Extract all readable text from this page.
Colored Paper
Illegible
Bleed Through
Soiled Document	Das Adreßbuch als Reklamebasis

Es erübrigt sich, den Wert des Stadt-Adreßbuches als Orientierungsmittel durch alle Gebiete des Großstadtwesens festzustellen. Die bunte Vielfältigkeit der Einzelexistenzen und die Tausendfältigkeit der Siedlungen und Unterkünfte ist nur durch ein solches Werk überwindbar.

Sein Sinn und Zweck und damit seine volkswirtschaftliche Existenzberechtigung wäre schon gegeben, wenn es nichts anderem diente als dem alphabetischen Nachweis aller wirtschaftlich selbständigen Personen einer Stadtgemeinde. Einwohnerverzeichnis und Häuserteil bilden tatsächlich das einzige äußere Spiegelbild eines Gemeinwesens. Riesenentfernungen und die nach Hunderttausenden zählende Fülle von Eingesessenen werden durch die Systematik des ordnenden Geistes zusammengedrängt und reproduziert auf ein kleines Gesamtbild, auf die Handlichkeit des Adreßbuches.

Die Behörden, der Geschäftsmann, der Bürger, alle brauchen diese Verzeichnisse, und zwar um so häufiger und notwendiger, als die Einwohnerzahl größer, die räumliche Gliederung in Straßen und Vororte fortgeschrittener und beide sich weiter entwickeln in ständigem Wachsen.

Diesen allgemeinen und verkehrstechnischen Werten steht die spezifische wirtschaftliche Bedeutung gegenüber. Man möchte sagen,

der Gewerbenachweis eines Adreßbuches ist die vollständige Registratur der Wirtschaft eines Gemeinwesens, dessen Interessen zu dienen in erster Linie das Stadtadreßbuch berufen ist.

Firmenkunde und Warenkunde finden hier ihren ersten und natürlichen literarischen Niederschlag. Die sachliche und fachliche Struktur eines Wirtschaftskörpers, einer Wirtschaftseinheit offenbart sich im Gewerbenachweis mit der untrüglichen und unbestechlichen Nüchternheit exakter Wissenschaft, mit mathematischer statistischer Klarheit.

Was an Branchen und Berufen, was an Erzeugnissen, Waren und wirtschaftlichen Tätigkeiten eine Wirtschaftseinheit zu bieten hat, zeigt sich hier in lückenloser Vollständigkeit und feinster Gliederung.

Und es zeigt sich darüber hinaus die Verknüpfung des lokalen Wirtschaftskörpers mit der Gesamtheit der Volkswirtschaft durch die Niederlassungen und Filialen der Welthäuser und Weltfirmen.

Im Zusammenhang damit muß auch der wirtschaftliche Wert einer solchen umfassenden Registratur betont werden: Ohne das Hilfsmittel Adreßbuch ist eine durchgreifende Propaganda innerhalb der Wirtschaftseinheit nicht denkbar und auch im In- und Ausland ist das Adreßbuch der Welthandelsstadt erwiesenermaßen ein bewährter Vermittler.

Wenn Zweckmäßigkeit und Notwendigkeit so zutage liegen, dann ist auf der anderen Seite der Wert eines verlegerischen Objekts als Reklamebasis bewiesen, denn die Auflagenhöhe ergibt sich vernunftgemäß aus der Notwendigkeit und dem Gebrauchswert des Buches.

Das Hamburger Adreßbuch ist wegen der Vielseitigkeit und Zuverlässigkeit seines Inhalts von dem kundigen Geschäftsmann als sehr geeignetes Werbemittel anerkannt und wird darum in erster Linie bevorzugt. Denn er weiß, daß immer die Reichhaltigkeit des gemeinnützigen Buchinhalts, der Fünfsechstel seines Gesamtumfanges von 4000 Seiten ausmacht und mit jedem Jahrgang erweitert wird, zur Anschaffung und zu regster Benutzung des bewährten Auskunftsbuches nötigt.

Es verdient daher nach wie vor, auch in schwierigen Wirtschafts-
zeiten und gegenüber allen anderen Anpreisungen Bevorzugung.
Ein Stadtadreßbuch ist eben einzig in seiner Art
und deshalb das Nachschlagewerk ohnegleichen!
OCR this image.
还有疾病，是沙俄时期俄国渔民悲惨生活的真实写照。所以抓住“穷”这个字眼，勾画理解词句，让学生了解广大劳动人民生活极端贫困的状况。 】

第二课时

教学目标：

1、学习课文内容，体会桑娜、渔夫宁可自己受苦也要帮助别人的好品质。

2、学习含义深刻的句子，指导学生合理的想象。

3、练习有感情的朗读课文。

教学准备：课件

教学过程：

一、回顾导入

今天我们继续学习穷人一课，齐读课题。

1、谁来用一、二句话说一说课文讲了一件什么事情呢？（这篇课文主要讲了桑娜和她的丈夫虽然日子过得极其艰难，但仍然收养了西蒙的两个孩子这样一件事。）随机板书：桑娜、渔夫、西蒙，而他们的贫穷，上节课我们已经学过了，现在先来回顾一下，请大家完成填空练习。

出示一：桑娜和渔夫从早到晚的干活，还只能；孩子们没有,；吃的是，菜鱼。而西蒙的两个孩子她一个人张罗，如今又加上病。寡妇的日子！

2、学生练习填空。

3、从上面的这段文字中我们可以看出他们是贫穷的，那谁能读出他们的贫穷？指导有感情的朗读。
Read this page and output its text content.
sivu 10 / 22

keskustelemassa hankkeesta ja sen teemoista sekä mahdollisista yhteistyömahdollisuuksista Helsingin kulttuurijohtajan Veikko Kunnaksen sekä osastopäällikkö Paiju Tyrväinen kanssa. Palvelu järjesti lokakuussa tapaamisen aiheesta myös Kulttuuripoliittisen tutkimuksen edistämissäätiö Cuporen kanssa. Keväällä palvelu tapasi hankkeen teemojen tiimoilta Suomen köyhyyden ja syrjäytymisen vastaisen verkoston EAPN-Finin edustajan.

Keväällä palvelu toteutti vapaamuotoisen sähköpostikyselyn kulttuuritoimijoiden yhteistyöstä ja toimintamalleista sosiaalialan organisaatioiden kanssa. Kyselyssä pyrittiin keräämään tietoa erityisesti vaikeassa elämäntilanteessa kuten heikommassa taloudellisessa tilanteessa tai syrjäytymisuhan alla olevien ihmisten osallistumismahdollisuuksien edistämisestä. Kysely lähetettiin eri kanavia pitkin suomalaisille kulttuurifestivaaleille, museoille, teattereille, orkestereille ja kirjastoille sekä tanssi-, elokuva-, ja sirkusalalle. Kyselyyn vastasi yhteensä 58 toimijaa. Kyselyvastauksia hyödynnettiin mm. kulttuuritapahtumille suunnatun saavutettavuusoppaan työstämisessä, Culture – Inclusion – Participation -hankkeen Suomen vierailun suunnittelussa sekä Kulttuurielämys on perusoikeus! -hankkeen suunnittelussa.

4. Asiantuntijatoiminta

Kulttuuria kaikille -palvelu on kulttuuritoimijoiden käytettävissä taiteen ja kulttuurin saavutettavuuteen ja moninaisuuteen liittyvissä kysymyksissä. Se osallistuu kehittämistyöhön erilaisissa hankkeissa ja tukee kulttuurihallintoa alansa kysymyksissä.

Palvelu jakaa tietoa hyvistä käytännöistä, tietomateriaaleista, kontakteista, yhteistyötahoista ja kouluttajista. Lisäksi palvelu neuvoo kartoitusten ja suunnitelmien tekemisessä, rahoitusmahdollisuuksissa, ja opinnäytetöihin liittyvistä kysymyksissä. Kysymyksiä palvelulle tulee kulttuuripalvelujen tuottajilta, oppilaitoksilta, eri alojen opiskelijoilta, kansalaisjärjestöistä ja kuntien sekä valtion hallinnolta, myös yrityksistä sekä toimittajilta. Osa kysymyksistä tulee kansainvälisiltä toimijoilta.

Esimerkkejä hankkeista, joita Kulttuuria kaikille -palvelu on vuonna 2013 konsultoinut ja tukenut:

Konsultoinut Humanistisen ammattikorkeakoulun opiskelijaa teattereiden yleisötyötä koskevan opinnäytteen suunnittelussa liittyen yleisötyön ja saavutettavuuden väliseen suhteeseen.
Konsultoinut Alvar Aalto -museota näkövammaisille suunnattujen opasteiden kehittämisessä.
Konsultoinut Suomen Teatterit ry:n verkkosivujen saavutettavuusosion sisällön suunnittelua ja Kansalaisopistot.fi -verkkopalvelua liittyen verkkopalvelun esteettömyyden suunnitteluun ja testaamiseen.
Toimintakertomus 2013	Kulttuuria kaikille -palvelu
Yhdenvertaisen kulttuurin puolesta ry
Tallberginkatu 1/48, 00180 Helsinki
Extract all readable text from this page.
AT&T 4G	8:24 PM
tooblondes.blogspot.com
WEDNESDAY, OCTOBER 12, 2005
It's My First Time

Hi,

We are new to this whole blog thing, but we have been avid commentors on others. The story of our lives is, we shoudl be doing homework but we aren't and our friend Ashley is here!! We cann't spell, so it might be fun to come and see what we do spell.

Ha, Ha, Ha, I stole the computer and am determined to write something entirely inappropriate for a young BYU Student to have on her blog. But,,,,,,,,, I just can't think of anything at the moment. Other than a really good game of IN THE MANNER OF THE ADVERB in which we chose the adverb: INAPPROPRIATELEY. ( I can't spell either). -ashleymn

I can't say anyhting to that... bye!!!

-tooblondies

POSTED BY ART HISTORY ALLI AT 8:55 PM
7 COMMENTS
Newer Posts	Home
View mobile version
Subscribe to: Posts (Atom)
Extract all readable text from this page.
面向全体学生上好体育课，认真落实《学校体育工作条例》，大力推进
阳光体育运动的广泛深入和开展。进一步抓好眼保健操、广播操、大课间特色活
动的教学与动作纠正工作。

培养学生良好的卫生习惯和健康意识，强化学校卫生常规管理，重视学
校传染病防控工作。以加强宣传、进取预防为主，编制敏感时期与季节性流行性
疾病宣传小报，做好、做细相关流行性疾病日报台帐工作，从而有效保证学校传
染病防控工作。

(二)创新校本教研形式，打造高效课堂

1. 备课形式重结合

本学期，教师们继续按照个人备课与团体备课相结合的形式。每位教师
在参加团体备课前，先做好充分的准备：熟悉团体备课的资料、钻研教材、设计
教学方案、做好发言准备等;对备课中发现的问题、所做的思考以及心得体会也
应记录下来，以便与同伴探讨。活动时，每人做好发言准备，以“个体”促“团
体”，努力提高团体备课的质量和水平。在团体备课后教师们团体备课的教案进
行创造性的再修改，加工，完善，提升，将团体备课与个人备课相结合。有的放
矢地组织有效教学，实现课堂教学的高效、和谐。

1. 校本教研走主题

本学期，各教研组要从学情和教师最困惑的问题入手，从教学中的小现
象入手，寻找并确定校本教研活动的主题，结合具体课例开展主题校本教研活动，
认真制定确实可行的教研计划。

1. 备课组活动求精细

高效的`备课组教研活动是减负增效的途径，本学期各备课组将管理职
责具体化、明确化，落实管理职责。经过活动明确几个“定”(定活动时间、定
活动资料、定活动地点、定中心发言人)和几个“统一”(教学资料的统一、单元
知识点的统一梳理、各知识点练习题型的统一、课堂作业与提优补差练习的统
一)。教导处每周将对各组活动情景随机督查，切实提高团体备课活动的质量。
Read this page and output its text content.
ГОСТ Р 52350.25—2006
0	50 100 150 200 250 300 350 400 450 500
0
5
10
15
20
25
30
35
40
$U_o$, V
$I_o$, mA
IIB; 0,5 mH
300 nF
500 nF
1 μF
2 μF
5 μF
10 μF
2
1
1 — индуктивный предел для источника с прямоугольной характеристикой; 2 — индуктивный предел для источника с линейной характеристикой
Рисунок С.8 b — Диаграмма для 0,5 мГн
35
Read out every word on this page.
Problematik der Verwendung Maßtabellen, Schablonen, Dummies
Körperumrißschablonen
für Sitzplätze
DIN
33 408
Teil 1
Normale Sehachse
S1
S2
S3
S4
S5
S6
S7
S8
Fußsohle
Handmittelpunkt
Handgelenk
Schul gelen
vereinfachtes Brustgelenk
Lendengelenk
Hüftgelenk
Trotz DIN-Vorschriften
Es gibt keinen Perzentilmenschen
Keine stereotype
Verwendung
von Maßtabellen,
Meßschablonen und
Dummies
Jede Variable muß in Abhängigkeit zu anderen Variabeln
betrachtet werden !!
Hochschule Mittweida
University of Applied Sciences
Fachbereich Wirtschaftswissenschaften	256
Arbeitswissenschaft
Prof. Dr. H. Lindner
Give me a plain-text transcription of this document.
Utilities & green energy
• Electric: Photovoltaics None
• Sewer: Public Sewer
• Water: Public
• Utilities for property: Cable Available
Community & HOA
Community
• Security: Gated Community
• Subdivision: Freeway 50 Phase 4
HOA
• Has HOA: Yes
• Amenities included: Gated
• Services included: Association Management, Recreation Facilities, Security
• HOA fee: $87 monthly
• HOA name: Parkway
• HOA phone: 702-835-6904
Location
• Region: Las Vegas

Task description » From the line that contains "Give me a plain-text" to the last line of the material above, repeat every line exactly, keeping both the first and the last.

The completed task »
Give me a plain-text transcription of this document.
Utilities & green energy
• Electric: Photovoltaics None
• Sewer: Public Sewer
• Water: Public
• Utilities for property: Cable Available
Community & HOA
Community
• Security: Gated Community
• Subdivision: Freeway 50 Phase 4
HOA
• Has HOA: Yes
• Amenities included: Gated
• Services included: Association Management, Recreation Facilities, Security
• HOA fee: $87 monthly
• HOA name: Parkway
• HOA phone: 702-835-6904
Location
• Region: Las Vegas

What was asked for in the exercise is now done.